Work to do :: Copy out every record precisely.

Task data ::
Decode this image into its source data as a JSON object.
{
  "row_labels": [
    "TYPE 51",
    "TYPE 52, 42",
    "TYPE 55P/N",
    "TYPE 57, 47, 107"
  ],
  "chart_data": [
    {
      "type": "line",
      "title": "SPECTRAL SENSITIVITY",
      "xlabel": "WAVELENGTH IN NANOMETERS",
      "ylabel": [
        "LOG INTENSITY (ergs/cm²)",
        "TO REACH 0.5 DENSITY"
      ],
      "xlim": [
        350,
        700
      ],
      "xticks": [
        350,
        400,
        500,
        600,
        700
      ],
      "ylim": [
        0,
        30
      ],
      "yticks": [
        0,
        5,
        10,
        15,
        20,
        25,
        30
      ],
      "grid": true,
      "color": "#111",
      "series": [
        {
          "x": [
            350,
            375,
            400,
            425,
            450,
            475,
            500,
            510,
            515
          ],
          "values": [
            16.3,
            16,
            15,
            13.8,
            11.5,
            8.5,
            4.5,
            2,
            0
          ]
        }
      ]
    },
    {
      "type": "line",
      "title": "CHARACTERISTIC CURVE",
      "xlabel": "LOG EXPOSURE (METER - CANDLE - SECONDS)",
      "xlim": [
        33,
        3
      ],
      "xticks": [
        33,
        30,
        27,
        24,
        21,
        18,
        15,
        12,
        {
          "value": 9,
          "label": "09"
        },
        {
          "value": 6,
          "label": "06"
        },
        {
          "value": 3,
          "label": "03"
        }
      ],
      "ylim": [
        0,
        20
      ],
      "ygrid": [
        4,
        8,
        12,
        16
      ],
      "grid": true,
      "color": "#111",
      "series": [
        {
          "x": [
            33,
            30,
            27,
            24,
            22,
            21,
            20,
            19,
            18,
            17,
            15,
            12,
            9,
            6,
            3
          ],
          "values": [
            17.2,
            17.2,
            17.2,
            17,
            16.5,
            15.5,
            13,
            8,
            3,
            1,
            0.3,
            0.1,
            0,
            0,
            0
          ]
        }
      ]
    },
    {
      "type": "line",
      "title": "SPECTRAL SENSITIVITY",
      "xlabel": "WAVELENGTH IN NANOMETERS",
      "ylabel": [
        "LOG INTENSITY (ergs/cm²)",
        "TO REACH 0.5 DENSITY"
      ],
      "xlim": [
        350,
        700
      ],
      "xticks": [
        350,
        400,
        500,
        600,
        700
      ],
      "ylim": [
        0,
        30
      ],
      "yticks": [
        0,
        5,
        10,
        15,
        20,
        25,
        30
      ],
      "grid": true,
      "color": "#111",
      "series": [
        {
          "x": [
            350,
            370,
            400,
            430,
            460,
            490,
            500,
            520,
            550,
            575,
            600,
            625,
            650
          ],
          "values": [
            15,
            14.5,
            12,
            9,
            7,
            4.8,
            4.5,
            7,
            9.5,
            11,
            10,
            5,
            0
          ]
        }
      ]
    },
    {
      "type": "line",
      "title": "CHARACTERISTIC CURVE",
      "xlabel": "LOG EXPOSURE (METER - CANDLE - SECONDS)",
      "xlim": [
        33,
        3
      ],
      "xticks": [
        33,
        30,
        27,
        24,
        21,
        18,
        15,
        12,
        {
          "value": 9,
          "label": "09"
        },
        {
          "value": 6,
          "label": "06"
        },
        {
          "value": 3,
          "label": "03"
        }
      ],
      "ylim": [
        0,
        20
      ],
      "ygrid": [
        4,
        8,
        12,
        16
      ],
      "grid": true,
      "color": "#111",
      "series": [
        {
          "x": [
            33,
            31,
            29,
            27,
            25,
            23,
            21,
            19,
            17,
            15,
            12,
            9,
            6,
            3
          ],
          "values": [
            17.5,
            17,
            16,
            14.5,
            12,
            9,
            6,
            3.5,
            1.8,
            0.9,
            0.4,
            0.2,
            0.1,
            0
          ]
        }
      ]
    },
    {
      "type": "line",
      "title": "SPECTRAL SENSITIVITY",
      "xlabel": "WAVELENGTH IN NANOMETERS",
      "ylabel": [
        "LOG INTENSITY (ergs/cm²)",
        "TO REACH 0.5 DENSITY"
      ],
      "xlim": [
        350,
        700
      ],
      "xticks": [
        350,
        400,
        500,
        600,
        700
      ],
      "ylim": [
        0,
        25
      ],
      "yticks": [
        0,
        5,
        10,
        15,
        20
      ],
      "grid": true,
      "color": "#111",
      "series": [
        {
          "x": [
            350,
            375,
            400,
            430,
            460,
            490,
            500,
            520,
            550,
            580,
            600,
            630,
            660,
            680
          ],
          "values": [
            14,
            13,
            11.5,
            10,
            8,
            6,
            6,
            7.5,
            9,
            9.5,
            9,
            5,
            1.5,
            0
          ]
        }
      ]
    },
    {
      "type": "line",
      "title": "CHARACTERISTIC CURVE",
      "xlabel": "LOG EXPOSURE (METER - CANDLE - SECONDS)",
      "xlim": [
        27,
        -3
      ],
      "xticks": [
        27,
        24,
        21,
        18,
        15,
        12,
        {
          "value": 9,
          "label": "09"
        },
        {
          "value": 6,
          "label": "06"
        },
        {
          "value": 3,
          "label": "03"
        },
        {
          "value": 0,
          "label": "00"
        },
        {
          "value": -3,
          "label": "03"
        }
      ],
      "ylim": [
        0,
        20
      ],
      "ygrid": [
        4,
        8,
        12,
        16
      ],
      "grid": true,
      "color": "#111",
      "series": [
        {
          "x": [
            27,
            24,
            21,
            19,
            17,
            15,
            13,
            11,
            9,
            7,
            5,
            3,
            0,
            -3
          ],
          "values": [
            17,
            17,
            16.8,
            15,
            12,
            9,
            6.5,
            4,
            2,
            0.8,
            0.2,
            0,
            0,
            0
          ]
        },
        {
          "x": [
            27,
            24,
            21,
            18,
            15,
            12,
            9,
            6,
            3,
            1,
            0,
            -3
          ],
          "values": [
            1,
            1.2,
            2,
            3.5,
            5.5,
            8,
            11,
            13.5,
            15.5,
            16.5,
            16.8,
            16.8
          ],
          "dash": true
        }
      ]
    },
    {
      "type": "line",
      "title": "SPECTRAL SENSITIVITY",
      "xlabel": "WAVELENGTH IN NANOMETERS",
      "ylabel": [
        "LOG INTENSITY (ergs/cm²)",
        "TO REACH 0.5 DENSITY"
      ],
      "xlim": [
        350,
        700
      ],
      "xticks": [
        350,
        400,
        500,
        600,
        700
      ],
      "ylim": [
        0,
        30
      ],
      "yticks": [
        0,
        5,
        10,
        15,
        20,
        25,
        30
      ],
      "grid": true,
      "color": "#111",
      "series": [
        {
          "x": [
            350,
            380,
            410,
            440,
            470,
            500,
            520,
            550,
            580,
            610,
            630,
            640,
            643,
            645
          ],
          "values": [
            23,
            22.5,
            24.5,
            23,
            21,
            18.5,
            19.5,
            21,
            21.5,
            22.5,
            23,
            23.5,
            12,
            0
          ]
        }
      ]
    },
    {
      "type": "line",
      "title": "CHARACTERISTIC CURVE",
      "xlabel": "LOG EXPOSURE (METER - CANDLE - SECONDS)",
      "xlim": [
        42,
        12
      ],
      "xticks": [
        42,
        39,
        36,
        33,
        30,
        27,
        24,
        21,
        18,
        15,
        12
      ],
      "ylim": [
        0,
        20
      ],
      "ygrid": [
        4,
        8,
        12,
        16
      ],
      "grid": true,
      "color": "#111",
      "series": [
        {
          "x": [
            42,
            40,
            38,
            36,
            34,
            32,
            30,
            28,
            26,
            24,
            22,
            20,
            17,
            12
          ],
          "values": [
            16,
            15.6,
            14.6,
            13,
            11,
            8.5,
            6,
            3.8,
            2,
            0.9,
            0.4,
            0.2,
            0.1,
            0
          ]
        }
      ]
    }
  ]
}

Task result ::
Decode this image into its source data as a JSON object.
{
  "row_labels": [
    "TYPE 51",
    "TYPE 52, 42",
    "TYPE 55P/N",
    "TYPE 57, 47, 107"
  ],
  "chart_data": [
    {
      "type": "line",
      "title": "SPECTRAL SENSITIVITY",
      "xlabel": "WAVELENGTH IN NANOMETERS",
      "ylabel": [
        "LOG INTENSITY (ergs/cm²)",
        "TO REACH 0.5 DENSITY"
      ],
      "xlim": [
        350,
        700
      ],
      "xticks": [
        350,
        400,
        500,
        600,
        700
      ],
      "ylim": [
        0,
        30
      ],
      "yticks": [
        0,
        5,
        10,
        15,
        20,
        25,
        30
      ],
      "grid": true,
      "color": "#111",
      "series": [
        {
          "x": [
            350,
            375,
            400,
            425,
            450,
            475,
            500,
            510,
            515
          ],
          "values": [
            16.3,
            16,
            15,
            13.8,
            11.5,
            8.5,
            4.5,
            2,
            0
          ]
        }
      ]
    },
    {
      "type": "line",
      "title": "CHARACTERISTIC CURVE",
      "xlabel": "LOG EXPOSURE (METER - CANDLE - SECONDS)",
      "xlim": [
        33,
        3
      ],
      "xticks": [
        33,
        30,
        27,
        24,
        21,
        18,
        15,
        12,
        {
          "value": 9,
          "label": "09"
        },
        {
          "value": 6,
          "label": "06"
        },
        {
          "value": 3,
          "label": "03"
        }
      ],
      "ylim": [
        0,
        20
      ],
      "ygrid": [
        4,
        8,
        12,
        16
      ],
      "grid": true,
      "color": "#111",
      "series": [
        {
          "x": [
            33,
            30,
            27,
            24,
            22,
            21,
            20,
            19,
            18,
            17,
            15,
            12,
            9,
            6,
            3
          ],
          "values": [
            17.2,
            17.2,
            17.2,
            17,
            16.5,
            15.5,
            13,
            8,
            3,
            1,
            0.3,
            0.1,
            0,
            0,
            0
          ]
        }
      ]
    },
    {
      "type": "line",
      "title": "SPECTRAL SENSITIVITY",
      "xlabel": "WAVELENGTH IN NANOMETERS",
      "ylabel": [
        "LOG INTENSITY (ergs/cm²)",
        "TO REACH 0.5 DENSITY"
      ],
      "xlim": [
        350,
        700
      ],
      "xticks": [
        350,
        400,
        500,
        600,
        700
      ],
      "ylim": [
        0,
        30
      ],
      "yticks": [
        0,
        5,
        10,
        15,
        20,
        25,
        30
      ],
      "grid": true,
      "color": "#111",
      "series": [
        {
          "x": [
            350,
            370,
            400,
            430,
            460,
            490,
            500,
            520,
            550,
            575,
            600,
            625,
            650
          ],
          "values": [
            15,
            14.5,
            12,
            9,
            7,
            4.8,
            4.5,
            7,
            9.5,
            11,
            10,
            5,
            0
          ]
        }
      ]
    },
    {
      "type": "line",
      "title": "CHARACTERISTIC CURVE",
      "xlabel": "LOG EXPOSURE (METER - CANDLE - SECONDS)",
      "xlim": [
        33,
        3
      ],
      "xticks": [
        33,
        30,
        27,
        24,
        21,
        18,
        15,
        12,
        {
          "value": 9,
          "label": "09"
        },
        {
          "value": 6,
          "label": "06"
        },
        {
          "value": 3,
          "label": "03"
        }
      ],
      "ylim": [
        0,
        20
      ],
      "ygrid": [
        4,
        8,
        12,
        16
      ],
      "grid": true,
      "color": "#111",
      "series": [
        {
          "x": [
            33,
            31,
            29,
            27,
            25,
            23,
            21,
            19,
            17,
            15,
            12,
            9,
            6,
            3
          ],
          "values": [
            17.5,
            17,
            16,
            14.5,
            12,
            9,
            6,
            3.5,
            1.8,
            0.9,
            0.4,
            0.2,
            0.1,
            0
          ]
        }
      ]
    },
    {
      "type": "line",
      "title": "SPECTRAL SENSITIVITY",
      "xlabel": "WAVELENGTH IN NANOMETERS",
      "ylabel": [
        "LOG INTENSITY (ergs/cm²)",
        "TO REACH 0.5 DENSITY"
      ],
      "xlim": [
        350,
        700
      ],
      "xticks": [
        350,
        400,
        500,
        600,
        700
      ],
      "ylim": [
        0,
        25
      ],
      "yticks": [
        0,
        5,
        10,
        15,
        20
      ],
      "grid": true,
      "color": "#111",
      "series": [
        {
          "x": [
            350,
            375,
            400,
            430,
            460,
            490,
            500,
            520,
            550,
            580,
            600,
            630,
            660,
            680
          ],
          "values": [
            14,
            13,
            11.5,
            10,
            8,
            6,
            6,
            7.5,
            9,
            9.5,
            9,
            5,
            1.5,
            0
          ]
        }
      ]
    },
    {
      "type": "line",
      "title": "CHARACTERISTIC CURVE",
      "xlabel": "LOG EXPOSURE (METER - CANDLE - SECONDS)",
      "xlim": [
        27,
        -3
      ],
      "xticks": [
        27,
        24,
        21,
        18,
        15,
        12,
        {
          "value": 9,
          "label": "09"
        },
        {
          "value": 6,
          "label": "06"
        },
        {
          "value": 3,
          "label": "03"
        },
        {
          "value": 0,
          "label": "00"
        },
        {
          "value": -3,
          "label": "03"
        }
      ],
      "ylim": [
        0,
        20
      ],
      "ygrid": [
        4,
        8,
        12,
        16
      ],
      "grid": true,
      "color": "#111",
      "series": [
        {
          "x": [
            27,
            24,
            21,
            19,
            17,
            15,
            13,
            11,
            9,
            7,
            5,
            3,
            0,
            -3
          ],
          "values": [
            17,
            17,
            16.8,
            15,
            12,
            9,
            6.5,
            4,
            2,
            0.8,
            0.2,
            0,
            0,
            0
          ]
        },
        {
          "x": [
            27,
            24,
            21,
            18,
            15,
            12,
            9,
            6,
            3,
            1,
            0,
            -3
          ],
          "values": [
            1,
            1.2,
            2,
            3.5,
            5.5,
            8,
            11,
            13.5,
            15.5,
            16.5,
            16.8,
            16.8
          ],
          "dash": true
        }
      ]
    },
    {
      "type": "line",
      "title": "SPECTRAL SENSITIVITY",
      "xlabel": "WAVELENGTH IN NANOMETERS",
      "ylabel": [
        "LOG INTENSITY (ergs/cm²)",
        "TO REACH 0.5 DENSITY"
      ],
      "xlim": [
        350,
        700
      ],
      "xticks": [
        350,
        400,
        500,
        600,
        700
      ],
      "ylim": [
        0,
        30
      ],
      "yticks": [
        0,
        5,
        10,
        15,
        20,
        25,
        30
      ],
      "grid": true,
      "color": "#111",
      "series": [
        {
          "x": [
            350,
            380,
            410,
            440,
            470,
            500,
            520,
            550,
            580,
            610,
            630,
            640,
            643,
            645
          ],
          "values": [
            23,
            22.5,
            24.5,
            23,
            21,
            18.5,
            19.5,
            21,
            21.5,
            22.5,
            23,
            23.5,
            12,
            0
          ]
        }
      ]
    },
    {
      "type": "line",
      "title": "CHARACTERISTIC CURVE",
      "xlabel": "LOG EXPOSURE (METER - CANDLE - SECONDS)",
      "xlim": [
        42,
        12
      ],
      "xticks": [
        42,
        39,
        36,
        33,
        30,
        27,
        24,
        21,
        18,
        15,
        12
      ],
      "ylim": [
        0,
        20
      ],
      "ygrid": [
        4,
        8,
        12,
        16
      ],
      "grid": true,
      "color": "#111",
      "series": [
        {
          "x": [
            42,
            40,
            38,
            36,
            34,
            32,
            30,
            28,
            26,
            24,
            22,
            20,
            17,
            12
          ],
          "values": [
            16,
            15.6,
            14.6,
            13,
            11,
            8.5,
            6,
            3.8,
            2,
            0.9,
            0.4,
            0.2,
            0.1,
            0
          ]
        }
      ]
    }
  ]
}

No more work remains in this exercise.